### Given text
------------------------------------------------

Filmmaker Mark Kitchell, of the Oscar-nominated Berkeley in the
Sixties (1990), returns after a long absence with the documentary A
Fierce Green Fire, which charts the overall history of the environmental
movement of the last century. Divided into five sections, each with its
own celebrity voiceover, it begins with John Muir and the attempt to
protect national parks from being flooded, moves through the Sierra
Club, Greenpeace, "save the whales," and many other key moments.
Now, I grew up in a house that was violently opposed to the Sierra
Club. My dad wasn't an anti-environmentalist, so to speak, but he was
very much against the actions of the Sierra Club. I couldn't help
thinking what it would have been like to watch this movie with my dad.
Would it have changed his mind? Regarding the movie's first
three-fifths, the answer is, rigidly, no.
Kitchell's presentation is a classic "preaching-to-the-converted"

------------------------------------------------

### Collected data

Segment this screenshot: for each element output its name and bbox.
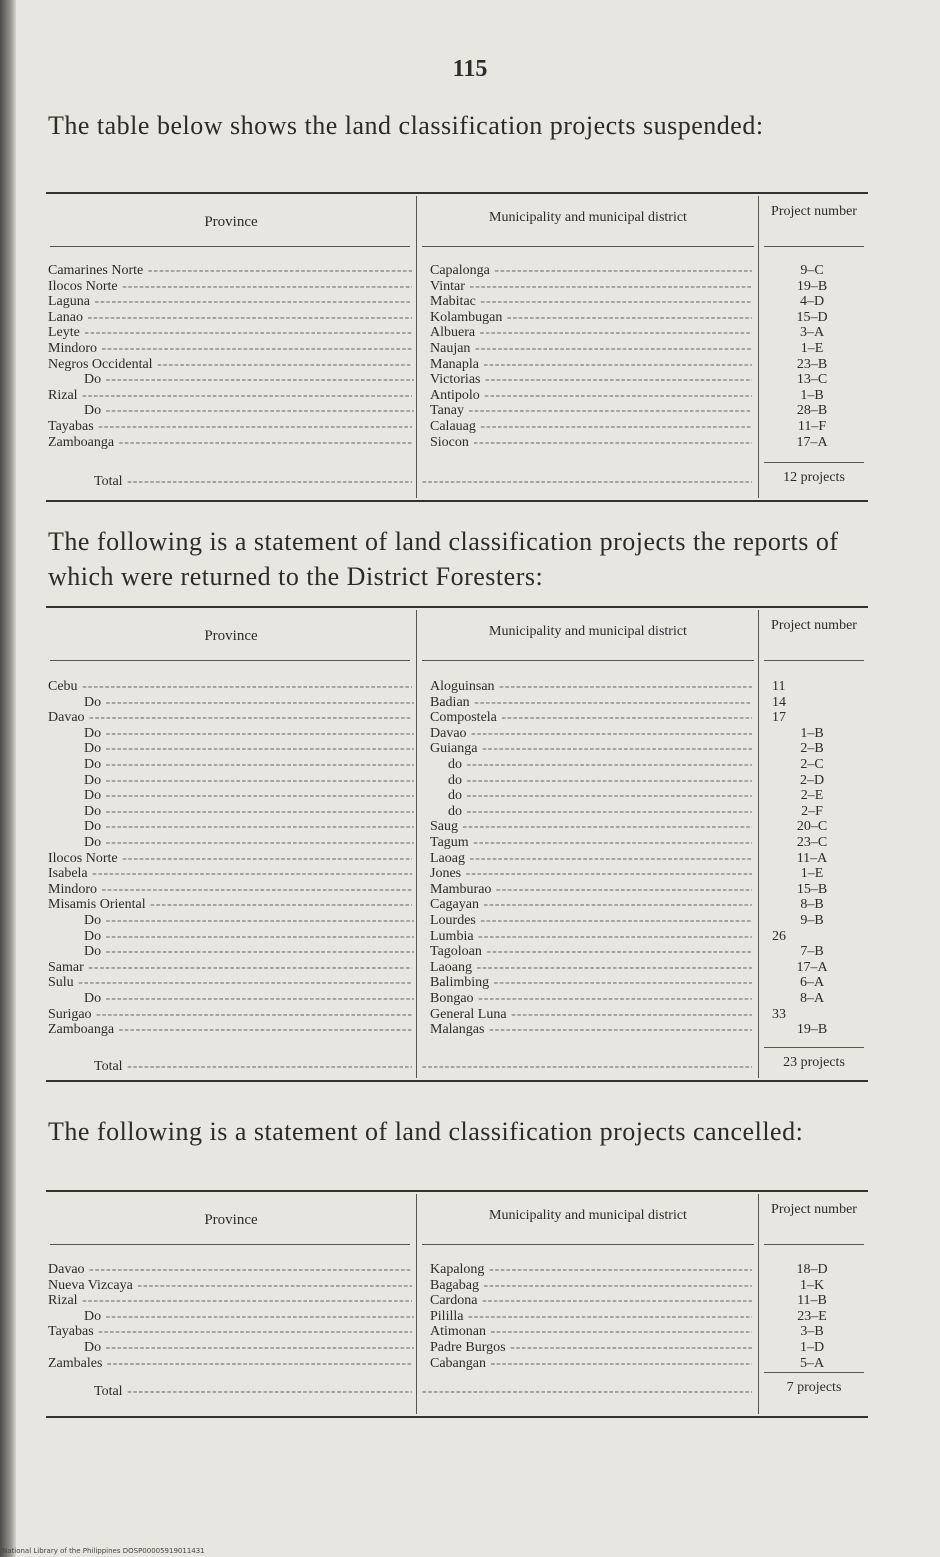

------------------------------------------------

Rewrite the part of the film review starting with "Filmmaker Mark Kitchell, of" and going on through "is, rigidly, no.", changing "dad" to "father".

Filmmaker Mark Kitchell, of the Oscar-nominated Berkeley in the
Sixties (1990), returns after a long absence with the documentary A
Fierce Green Fire, which charts the overall history of the environmental
movement of the last century. Divided into five sections, each with its
own celebrity voiceover, it begins with John Muir and the attempt to
protect national parks from being flooded, moves through the Sierra
Club, Greenpeace, "save the whales," and many other key moments.
Now, I grew up in a house that was violently opposed to the Sierra
Club. My father wasn't an anti-environmentalist, so to speak, but he was
very much against the actions of the Sierra Club. I couldn't help
thinking what it would have been like to watch this movie with my father.
Would it have changed his mind? Regarding the movie's first
three-fifths, the answer is, rigidly, no.